--- DATASET ---
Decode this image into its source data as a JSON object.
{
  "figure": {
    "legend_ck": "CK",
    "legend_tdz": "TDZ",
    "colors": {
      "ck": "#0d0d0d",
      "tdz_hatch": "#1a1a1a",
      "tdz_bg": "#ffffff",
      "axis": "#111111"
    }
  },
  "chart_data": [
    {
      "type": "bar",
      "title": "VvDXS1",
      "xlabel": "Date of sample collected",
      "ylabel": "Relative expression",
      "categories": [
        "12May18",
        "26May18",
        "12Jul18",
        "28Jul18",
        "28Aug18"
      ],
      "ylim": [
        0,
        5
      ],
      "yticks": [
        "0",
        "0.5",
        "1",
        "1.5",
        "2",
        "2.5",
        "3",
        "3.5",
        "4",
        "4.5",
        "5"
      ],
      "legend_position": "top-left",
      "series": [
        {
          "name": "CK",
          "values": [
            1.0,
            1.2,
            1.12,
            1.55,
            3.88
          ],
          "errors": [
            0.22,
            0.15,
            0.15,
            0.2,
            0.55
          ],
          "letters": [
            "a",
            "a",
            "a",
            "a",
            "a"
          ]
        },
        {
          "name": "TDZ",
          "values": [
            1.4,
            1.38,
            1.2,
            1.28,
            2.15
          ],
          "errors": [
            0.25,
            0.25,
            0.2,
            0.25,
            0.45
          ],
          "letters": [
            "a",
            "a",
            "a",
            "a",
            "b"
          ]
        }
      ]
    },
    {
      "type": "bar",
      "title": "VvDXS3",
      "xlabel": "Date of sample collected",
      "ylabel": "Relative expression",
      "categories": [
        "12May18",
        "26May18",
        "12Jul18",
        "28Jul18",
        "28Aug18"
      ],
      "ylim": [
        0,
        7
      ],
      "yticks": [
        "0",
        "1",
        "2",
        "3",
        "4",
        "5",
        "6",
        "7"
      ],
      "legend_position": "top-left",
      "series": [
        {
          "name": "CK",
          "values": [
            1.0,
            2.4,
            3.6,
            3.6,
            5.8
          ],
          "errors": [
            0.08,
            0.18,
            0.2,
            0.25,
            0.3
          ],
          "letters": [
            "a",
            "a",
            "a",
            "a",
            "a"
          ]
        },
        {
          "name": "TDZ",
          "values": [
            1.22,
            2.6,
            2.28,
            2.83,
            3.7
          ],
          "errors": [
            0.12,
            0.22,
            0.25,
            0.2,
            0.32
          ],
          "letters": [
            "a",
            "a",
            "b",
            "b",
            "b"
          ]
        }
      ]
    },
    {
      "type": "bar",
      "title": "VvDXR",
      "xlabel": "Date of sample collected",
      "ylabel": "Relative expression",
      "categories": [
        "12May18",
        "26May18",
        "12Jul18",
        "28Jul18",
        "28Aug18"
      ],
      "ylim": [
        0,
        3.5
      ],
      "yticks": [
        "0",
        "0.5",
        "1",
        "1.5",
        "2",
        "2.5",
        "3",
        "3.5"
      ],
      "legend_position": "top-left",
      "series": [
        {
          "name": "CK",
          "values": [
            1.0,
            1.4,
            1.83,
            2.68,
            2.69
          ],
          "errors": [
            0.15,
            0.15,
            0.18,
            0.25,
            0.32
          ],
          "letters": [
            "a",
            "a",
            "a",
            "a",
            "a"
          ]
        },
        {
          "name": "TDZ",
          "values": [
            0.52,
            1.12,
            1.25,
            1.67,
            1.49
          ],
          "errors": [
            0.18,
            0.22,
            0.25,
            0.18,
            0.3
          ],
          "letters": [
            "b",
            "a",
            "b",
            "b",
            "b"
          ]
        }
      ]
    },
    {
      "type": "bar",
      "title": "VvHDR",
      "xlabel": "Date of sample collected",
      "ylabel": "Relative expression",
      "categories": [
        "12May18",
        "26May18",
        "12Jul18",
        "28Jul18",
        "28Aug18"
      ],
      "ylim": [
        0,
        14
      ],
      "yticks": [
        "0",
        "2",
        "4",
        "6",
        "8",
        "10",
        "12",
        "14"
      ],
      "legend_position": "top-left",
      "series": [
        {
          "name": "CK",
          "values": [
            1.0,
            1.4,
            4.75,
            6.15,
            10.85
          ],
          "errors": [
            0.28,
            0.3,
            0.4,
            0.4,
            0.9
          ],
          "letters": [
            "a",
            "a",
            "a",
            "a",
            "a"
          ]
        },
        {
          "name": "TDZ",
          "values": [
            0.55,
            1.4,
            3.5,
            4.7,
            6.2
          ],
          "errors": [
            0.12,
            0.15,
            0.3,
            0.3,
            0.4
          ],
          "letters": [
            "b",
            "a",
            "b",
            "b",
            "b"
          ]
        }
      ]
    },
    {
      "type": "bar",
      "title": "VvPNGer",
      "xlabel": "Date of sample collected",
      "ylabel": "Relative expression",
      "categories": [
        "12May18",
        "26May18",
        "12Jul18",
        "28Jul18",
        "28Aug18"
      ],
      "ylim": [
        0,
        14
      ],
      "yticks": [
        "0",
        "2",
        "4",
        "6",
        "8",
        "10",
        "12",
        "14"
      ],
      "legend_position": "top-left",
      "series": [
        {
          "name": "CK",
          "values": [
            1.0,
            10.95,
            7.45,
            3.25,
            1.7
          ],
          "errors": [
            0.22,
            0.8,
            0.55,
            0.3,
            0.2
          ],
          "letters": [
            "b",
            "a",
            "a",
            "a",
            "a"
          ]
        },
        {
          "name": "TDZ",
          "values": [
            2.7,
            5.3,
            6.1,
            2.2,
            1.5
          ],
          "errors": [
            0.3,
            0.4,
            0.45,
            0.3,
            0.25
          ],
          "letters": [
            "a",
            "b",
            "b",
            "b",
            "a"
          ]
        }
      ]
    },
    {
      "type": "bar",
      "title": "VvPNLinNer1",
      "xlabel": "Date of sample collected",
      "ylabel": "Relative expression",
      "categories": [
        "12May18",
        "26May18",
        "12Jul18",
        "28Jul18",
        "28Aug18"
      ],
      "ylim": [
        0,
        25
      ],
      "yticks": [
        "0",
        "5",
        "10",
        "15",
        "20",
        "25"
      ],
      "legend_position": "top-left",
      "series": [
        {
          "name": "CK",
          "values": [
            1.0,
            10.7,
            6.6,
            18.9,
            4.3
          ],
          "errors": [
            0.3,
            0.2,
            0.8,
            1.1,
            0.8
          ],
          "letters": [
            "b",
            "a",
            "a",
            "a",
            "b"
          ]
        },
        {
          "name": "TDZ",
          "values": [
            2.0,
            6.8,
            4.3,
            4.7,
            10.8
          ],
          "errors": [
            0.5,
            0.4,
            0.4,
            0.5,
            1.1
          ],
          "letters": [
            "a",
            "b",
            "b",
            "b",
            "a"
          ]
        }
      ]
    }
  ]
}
---
TASK STATEMENT:
Quote the entire listing above exactly.

SOLUTION TO THE EXERCISE:
Decode this image into its source data as a JSON object.
{
  "figure": {
    "legend_ck": "CK",
    "legend_tdz": "TDZ",
    "colors": {
      "ck": "#0d0d0d",
      "tdz_hatch": "#1a1a1a",
      "tdz_bg": "#ffffff",
      "axis": "#111111"
    }
  },
  "chart_data": [
    {
      "type": "bar",
      "title": "VvDXS1",
      "xlabel": "Date of sample collected",
      "ylabel": "Relative expression",
      "categories": [
        "12May18",
        "26May18",
        "12Jul18",
        "28Jul18",
        "28Aug18"
      ],
      "ylim": [
        0,
        5
      ],
      "yticks": [
        "0",
        "0.5",
        "1",
        "1.5",
        "2",
        "2.5",
        "3",
        "3.5",
        "4",
        "4.5",
        "5"
      ],
      "legend_position": "top-left",
      "series": [
        {
          "name": "CK",
          "values": [
            1.0,
            1.2,
            1.12,
            1.55,
            3.88
          ],
          "errors": [
            0.22,
            0.15,
            0.15,
            0.2,
            0.55
          ],
          "letters": [
            "a",
            "a",
            "a",
            "a",
            "a"
          ]
        },
        {
          "name": "TDZ",
          "values": [
            1.4,
            1.38,
            1.2,
            1.28,
            2.15
          ],
          "errors": [
            0.25,
            0.25,
            0.2,
            0.25,
            0.45
          ],
          "letters": [
            "a",
            "a",
            "a",
            "a",
            "b"
          ]
        }
      ]
    },
    {
      "type": "bar",
      "title": "VvDXS3",
      "xlabel": "Date of sample collected",
      "ylabel": "Relative expression",
      "categories": [
        "12May18",
        "26May18",
        "12Jul18",
        "28Jul18",
        "28Aug18"
      ],
      "ylim": [
        0,
        7
      ],
      "yticks": [
        "0",
        "1",
        "2",
        "3",
        "4",
        "5",
        "6",
        "7"
      ],
      "legend_position": "top-left",
      "series": [
        {
          "name": "CK",
          "values": [
            1.0,
            2.4,
            3.6,
            3.6,
            5.8
          ],
          "errors": [
            0.08,
            0.18,
            0.2,
            0.25,
            0.3
          ],
          "letters": [
            "a",
            "a",
            "a",
            "a",
            "a"
          ]
        },
        {
          "name": "TDZ",
          "values": [
            1.22,
            2.6,
            2.28,
            2.83,
            3.7
          ],
          "errors": [
            0.12,
            0.22,
            0.25,
            0.2,
            0.32
          ],
          "letters": [
            "a",
            "a",
            "b",
            "b",
            "b"
          ]
        }
      ]
    },
    {
      "type": "bar",
      "title": "VvDXR",
      "xlabel": "Date of sample collected",
      "ylabel": "Relative expression",
      "categories": [
        "12May18",
        "26May18",
        "12Jul18",
        "28Jul18",
        "28Aug18"
      ],
      "ylim": [
        0,
        3.5
      ],
      "yticks": [
        "0",
        "0.5",
        "1",
        "1.5",
        "2",
        "2.5",
        "3",
        "3.5"
      ],
      "legend_position": "top-left",
      "series": [
        {
          "name": "CK",
          "values": [
            1.0,
            1.4,
            1.83,
            2.68,
            2.69
          ],
          "errors": [
            0.15,
            0.15,
            0.18,
            0.25,
            0.32
          ],
          "letters": [
            "a",
            "a",
            "a",
            "a",
            "a"
          ]
        },
        {
          "name": "TDZ",
          "values": [
            0.52,
            1.12,
            1.25,
            1.67,
            1.49
          ],
          "errors": [
            0.18,
            0.22,
            0.25,
            0.18,
            0.3
          ],
          "letters": [
            "b",
            "a",
            "b",
            "b",
            "b"
          ]
        }
      ]
    },
    {
      "type": "bar",
      "title": "VvHDR",
      "xlabel": "Date of sample collected",
      "ylabel": "Relative expression",
      "categories": [
        "12May18",
        "26May18",
        "12Jul18",
        "28Jul18",
        "28Aug18"
      ],
      "ylim": [
        0,
        14
      ],
      "yticks": [
        "0",
        "2",
        "4",
        "6",
        "8",
        "10",
        "12",
        "14"
      ],
      "legend_position": "top-left",
      "series": [
        {
          "name": "CK",
          "values": [
            1.0,
            1.4,
            4.75,
            6.15,
            10.85
          ],
          "errors": [
            0.28,
            0.3,
            0.4,
            0.4,
            0.9
          ],
          "letters": [
            "a",
            "a",
            "a",
            "a",
            "a"
          ]
        },
        {
          "name": "TDZ",
          "values": [
            0.55,
            1.4,
            3.5,
            4.7,
            6.2
          ],
          "errors": [
            0.12,
            0.15,
            0.3,
            0.3,
            0.4
          ],
          "letters": [
            "b",
            "a",
            "b",
            "b",
            "b"
          ]
        }
      ]
    },
    {
      "type": "bar",
      "title": "VvPNGer",
      "xlabel": "Date of sample collected",
      "ylabel": "Relative expression",
      "categories": [
        "12May18",
        "26May18",
        "12Jul18",
        "28Jul18",
        "28Aug18"
      ],
      "ylim": [
        0,
        14
      ],
      "yticks": [
        "0",
        "2",
        "4",
        "6",
        "8",
        "10",
        "12",
        "14"
      ],
      "legend_position": "top-left",
      "series": [
        {
          "name": "CK",
          "values": [
            1.0,
            10.95,
            7.45,
            3.25,
            1.7
          ],
          "errors": [
            0.22,
            0.8,
            0.55,
            0.3,
            0.2
          ],
          "letters": [
            "b",
            "a",
            "a",
            "a",
            "a"
          ]
        },
        {
          "name": "TDZ",
          "values": [
            2.7,
            5.3,
            6.1,
            2.2,
            1.5
          ],
          "errors": [
            0.3,
            0.4,
            0.45,
            0.3,
            0.25
          ],
          "letters": [
            "a",
            "b",
            "b",
            "b",
            "a"
          ]
        }
      ]
    },
    {
      "type": "bar",
      "title": "VvPNLinNer1",
      "xlabel": "Date of sample collected",
      "ylabel": "Relative expression",
      "categories": [
        "12May18",
        "26May18",
        "12Jul18",
        "28Jul18",
        "28Aug18"
      ],
      "ylim": [
        0,
        25
      ],
      "yticks": [
        "0",
        "5",
        "10",
        "15",
        "20",
        "25"
      ],
      "legend_position": "top-left",
      "series": [
        {
          "name": "CK",
          "values": [
            1.0,
            10.7,
            6.6,
            18.9,
            4.3
          ],
          "errors": [
            0.3,
            0.2,
            0.8,
            1.1,
            0.8
          ],
          "letters": [
            "b",
            "a",
            "a",
            "a",
            "b"
          ]
        },
        {
          "name": "TDZ",
          "values": [
            2.0,
            6.8,
            4.3,
            4.7,
            10.8
          ],
          "errors": [
            0.5,
            0.4,
            0.4,
            0.5,
            1.1
          ],
          "letters": [
            "a",
            "b",
            "b",
            "b",
            "a"
          ]
        }
      ]
    }
  ]
}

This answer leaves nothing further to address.